## Given text
────────
The American Health Care Association have squeaked in just in time to be put on the nominations list for the worst people in the universe. The ink was barely dry on the electoral college certification of last year's election before they were lobbying Trump to ease regulations designed to protect elderly patients. They were granted their wish this week.
The shift in the Medicare program’s penalty protocols was requested by the nursing home industry. The American Health Care Association, the industry’s main trade group, has complained that under President Barack Obama, federal inspectors focused excessively on catching wrongdoing rather than helping nursing homes improve.
"It is critical that we have relief," Mark Parkinson, the group’s president, wrote in a letter to Mr. Trump in December 2016.
Since 2013, nearly 6,500 nursing homes—four of every 10—have been cited at least once for a serious violation, federal records show. Medicare has fined two-thirds of those homes. Common citations include failing to protect residents from avoidable accidents, neglect, mistreatment and bedsores.
The new guidelines discourage regulators from levying fines in some situations, even when they have resulted in a resident’s death. The guidelines will also probably result in lower fines for many facilities.
In the words of Toby Edelman, a senior attorney at the Center for Medicare Advocacy, "They've pretty much emasculated enforcement, which was already weak." This is after Congress, just last year!, increased the fines regulators could levy to keep up with inflation. Because even the Republican Congress, in 2016, recognized that protecting nursing home patients is something the government really should be doing. The Congress of Paul Ryan and Mitch McConnell.
────────
## Data for analysis
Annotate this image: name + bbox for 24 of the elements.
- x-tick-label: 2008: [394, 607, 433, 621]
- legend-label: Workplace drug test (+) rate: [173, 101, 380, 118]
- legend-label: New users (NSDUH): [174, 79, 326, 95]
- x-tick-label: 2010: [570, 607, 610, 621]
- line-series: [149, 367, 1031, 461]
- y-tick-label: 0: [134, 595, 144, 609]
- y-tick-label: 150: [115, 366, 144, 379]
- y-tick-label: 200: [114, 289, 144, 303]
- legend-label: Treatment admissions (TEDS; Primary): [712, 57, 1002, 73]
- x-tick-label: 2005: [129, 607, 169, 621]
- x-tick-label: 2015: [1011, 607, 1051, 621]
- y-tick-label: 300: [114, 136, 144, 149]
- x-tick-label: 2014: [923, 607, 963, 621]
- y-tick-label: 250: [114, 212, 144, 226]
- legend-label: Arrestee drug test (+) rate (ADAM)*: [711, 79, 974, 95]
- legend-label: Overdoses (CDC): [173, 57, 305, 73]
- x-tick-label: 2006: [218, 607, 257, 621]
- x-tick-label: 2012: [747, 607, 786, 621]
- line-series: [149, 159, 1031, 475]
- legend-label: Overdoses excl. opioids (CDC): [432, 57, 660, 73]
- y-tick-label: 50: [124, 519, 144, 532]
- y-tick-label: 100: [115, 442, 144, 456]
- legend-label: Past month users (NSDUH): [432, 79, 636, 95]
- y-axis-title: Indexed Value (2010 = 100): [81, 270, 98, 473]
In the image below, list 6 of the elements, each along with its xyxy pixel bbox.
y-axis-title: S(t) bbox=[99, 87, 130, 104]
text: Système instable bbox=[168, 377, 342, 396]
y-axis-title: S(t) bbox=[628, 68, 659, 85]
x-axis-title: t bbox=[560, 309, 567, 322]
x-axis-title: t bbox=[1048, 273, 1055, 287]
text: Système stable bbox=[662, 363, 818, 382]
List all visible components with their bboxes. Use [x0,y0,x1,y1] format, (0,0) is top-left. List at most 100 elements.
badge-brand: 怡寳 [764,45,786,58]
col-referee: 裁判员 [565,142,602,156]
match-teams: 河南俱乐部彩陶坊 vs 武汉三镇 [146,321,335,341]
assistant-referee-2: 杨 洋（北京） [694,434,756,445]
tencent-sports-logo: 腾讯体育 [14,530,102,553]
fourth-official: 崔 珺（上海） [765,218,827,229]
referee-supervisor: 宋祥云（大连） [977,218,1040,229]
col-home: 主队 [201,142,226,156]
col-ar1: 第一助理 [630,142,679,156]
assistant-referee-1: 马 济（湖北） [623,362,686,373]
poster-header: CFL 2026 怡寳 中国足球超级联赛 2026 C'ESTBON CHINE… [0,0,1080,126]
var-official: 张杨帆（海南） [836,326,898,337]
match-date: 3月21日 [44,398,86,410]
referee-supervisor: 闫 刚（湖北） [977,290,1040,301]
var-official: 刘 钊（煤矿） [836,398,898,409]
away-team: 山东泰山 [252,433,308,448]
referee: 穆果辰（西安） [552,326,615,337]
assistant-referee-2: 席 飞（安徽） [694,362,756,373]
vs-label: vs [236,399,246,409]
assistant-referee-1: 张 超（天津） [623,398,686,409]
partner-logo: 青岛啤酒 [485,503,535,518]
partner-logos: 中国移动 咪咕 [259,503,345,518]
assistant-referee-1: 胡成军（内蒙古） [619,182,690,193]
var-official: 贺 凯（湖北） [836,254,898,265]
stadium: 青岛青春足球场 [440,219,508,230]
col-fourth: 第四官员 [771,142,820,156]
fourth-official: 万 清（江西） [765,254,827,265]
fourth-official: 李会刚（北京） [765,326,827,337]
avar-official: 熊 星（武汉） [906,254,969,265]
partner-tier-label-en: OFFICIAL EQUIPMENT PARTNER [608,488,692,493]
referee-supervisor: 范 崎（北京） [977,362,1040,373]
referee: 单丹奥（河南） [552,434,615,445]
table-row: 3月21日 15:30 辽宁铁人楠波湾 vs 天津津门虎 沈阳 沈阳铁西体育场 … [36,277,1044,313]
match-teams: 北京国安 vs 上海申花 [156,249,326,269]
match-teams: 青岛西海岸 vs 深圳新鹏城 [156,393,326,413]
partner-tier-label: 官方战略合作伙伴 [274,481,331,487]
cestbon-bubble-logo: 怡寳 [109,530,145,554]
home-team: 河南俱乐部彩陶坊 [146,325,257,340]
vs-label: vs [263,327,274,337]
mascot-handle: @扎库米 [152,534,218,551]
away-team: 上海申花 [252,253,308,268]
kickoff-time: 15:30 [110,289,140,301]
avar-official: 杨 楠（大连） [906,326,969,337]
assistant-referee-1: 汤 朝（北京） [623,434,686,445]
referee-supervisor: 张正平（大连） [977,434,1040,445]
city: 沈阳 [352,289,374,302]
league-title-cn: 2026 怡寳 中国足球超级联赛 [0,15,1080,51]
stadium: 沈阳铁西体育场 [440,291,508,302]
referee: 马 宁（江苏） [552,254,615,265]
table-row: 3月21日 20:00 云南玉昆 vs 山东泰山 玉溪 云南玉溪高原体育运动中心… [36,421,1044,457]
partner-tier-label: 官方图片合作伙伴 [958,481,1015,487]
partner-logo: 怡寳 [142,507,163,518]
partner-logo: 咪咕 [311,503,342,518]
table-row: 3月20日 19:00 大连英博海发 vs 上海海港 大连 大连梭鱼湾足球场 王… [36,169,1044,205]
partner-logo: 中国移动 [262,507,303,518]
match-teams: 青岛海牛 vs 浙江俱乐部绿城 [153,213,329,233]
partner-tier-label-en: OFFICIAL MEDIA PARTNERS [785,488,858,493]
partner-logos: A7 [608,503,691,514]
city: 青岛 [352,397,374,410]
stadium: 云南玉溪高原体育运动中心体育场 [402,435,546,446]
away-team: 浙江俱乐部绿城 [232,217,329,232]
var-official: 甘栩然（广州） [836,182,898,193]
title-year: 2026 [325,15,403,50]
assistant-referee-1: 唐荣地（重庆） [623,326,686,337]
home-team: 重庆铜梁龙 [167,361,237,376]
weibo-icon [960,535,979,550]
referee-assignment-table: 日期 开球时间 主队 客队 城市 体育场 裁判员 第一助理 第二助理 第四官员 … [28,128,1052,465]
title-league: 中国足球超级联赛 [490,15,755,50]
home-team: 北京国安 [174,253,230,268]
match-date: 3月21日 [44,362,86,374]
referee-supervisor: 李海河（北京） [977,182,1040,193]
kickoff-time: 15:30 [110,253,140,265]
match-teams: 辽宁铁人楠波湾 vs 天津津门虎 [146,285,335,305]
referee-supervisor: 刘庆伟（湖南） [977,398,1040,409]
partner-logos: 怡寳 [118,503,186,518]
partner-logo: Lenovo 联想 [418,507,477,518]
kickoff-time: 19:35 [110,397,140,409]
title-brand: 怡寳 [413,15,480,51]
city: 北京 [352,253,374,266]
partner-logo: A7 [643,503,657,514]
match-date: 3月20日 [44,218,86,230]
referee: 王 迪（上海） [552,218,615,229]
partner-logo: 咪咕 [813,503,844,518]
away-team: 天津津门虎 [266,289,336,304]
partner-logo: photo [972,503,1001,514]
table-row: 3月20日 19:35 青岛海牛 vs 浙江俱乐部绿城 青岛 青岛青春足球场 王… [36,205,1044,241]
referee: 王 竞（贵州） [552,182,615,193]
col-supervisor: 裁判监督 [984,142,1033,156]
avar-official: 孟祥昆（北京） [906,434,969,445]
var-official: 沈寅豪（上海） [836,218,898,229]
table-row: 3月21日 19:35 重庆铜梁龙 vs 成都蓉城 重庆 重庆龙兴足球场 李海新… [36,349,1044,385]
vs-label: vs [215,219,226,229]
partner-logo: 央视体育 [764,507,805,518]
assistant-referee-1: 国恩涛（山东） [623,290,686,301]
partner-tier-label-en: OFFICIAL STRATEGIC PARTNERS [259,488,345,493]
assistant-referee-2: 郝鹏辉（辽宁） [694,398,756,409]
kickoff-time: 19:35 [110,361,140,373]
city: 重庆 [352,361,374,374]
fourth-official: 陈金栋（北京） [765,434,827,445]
────────
## Exercise requirements
Copy out the whole nursing home text above, word for word and from beginning to end.

## Result of this task
The American Health Care Association have squeaked in just in time to be put on the nominations list for the worst people in the universe. The ink was barely dry on the electoral college certification of last year's election before they were lobbying Trump to ease regulations designed to protect elderly patients. They were granted their wish this week.
The shift in the Medicare program’s penalty protocols was requested by the nursing home industry. The American Health Care Association, the industry’s main trade group, has complained that under President Barack Obama, federal inspectors focused excessively on catching wrongdoing rather than helping nursing homes improve.
"It is critical that we have relief," Mark Parkinson, the group’s president, wrote in a letter to Mr. Trump in December 2016.
Since 2013, nearly 6,500 nursing homes—four of every 10—have been cited at least once for a serious violation, federal records show. Medicare has fined two-thirds of those homes. Common citations include failing to protect residents from avoidable accidents, neglect, mistreatment and bedsores.
The new guidelines discourage regulators from levying fines in some situations, even when they have resulted in a resident’s death. The guidelines will also probably result in lower fines for many facilities.
In the words of Toby Edelman, a senior attorney at the Center for Medicare Advocacy, "They've pretty much emasculated enforcement, which was already weak." This is after Congress, just last year!, increased the fines regulators could levy to keep up with inflation. Because even the Republican Congress, in 2016, recognized that protecting nursing home patients is something the government really should be doing. The Congress of Paul Ryan and Mitch McConnell.